◆ **Problem to solve**
Extract the listing in its entirety, keeping each line identical to the original.

[Dataset entries]
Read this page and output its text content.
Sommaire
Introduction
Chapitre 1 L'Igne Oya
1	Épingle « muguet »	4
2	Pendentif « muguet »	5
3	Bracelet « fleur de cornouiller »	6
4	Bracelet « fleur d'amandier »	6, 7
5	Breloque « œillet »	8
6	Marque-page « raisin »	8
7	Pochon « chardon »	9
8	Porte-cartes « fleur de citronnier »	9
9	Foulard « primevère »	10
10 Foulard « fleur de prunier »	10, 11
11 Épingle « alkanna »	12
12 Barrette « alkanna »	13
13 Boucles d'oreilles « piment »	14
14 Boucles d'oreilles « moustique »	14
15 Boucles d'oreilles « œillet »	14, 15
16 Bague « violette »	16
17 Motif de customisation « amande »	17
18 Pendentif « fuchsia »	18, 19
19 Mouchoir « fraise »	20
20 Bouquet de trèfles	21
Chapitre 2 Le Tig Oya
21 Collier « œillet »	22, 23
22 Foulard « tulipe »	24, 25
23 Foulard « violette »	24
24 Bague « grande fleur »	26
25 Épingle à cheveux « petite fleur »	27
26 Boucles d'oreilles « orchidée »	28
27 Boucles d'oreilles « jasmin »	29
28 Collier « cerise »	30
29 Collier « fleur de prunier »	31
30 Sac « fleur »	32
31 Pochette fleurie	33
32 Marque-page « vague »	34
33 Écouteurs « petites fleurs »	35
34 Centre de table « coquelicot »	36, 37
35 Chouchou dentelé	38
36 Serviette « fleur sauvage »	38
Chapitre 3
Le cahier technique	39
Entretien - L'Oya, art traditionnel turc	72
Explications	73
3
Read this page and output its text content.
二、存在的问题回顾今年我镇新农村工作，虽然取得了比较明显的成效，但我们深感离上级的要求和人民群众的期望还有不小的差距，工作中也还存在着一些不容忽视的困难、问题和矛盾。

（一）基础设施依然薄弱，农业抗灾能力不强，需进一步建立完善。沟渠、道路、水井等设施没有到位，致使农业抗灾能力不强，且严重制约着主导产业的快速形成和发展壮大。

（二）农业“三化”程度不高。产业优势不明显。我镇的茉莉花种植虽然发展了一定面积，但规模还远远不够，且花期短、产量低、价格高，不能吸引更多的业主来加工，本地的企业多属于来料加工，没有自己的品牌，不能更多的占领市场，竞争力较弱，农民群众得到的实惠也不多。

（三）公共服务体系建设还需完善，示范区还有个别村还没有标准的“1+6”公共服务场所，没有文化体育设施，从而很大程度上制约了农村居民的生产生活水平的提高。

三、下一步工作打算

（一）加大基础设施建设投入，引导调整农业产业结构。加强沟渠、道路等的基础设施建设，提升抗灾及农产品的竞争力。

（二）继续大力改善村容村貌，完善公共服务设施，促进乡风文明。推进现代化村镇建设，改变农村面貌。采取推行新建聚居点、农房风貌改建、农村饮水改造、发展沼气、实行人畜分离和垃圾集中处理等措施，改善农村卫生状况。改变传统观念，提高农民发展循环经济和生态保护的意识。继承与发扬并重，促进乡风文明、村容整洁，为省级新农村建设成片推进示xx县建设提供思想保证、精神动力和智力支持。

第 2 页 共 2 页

◆ **Result of this exercise**
Read this page and output its text content.
Sommaire
Introduction
Chapitre 1 L'Igne Oya
1	Épingle « muguet »	4
2	Pendentif « muguet »	5
3	Bracelet « fleur de cornouiller »	6
4	Bracelet « fleur d'amandier »	6, 7
5	Breloque « œillet »	8
6	Marque-page « raisin »	8
7	Pochon « chardon »	9
8	Porte-cartes « fleur de citronnier »	9
9	Foulard « primevère »	10
10 Foulard « fleur de prunier »	10, 11
11 Épingle « alkanna »	12
12 Barrette « alkanna »	13
13 Boucles d'oreilles « piment »	14
14 Boucles d'oreilles « moustique »	14
15 Boucles d'oreilles « œillet »	14, 15
16 Bague « violette »	16
17 Motif de customisation « amande »	17
18 Pendentif « fuchsia »	18, 19
19 Mouchoir « fraise »	20
20 Bouquet de trèfles	21
Chapitre 2 Le Tig Oya
21 Collier « œillet »	22, 23
22 Foulard « tulipe »	24, 25
23 Foulard « violette »	24
24 Bague « grande fleur »	26
25 Épingle à cheveux « petite fleur »	27
26 Boucles d'oreilles « orchidée »	28
27 Boucles d'oreilles « jasmin »	29
28 Collier « cerise »	30
29 Collier « fleur de prunier »	31
30 Sac « fleur »	32
31 Pochette fleurie	33
32 Marque-page « vague »	34
33 Écouteurs « petites fleurs »	35
34 Centre de table « coquelicot »	36, 37
35 Chouchou dentelé	38
36 Serviette « fleur sauvage »	38
Chapitre 3
Le cahier technique	39
Entretien - L'Oya, art traditionnel turc	72
Explications	73
3
Read this page and output its text content.
二、存在的问题回顾今年我镇新农村工作，虽然取得了比较明显的成效，但我们深感离上级的要求和人民群众的期望还有不小的差距，工作中也还存在着一些不容忽视的困难、问题和矛盾。

（一）基础设施依然薄弱，农业抗灾能力不强，需进一步建立完善。沟渠、道路、水井等设施没有到位，致使农业抗灾能力不强，且严重制约着主导产业的快速形成和发展壮大。

（二）农业“三化”程度不高。产业优势不明显。我镇的茉莉花种植虽然发展了一定面积，但规模还远远不够，且花期短、产量低、价格高，不能吸引更多的业主来加工，本地的企业多属于来料加工，没有自己的品牌，不能更多的占领市场，竞争力较弱，农民群众得到的实惠也不多。

（三）公共服务体系建设还需完善，示范区还有个别村还没有标准的“1+6”公共服务场所，没有文化体育设施，从而很大程度上制约了农村居民的生产生活水平的提高。

三、下一步工作打算

（一）加大基础设施建设投入，引导调整农业产业结构。加强沟渠、道路等的基础设施建设，提升抗灾及农产品的竞争力。

（二）继续大力改善村容村貌，完善公共服务设施，促进乡风文明。推进现代化村镇建设，改变农村面貌。采取推行新建聚居点、农房风貌改建、农村饮水改造、发展沼气、实行人畜分离和垃圾集中处理等措施，改善农村卫生状况。改变传统观念，提高农民发展循环经济和生态保护的意识。继承与发扬并重，促进乡风文明、村容整洁，为省级新农村建设成片推进示xx县建设提供思想保证、精神动力和智力支持。

第 2 页 共 2 页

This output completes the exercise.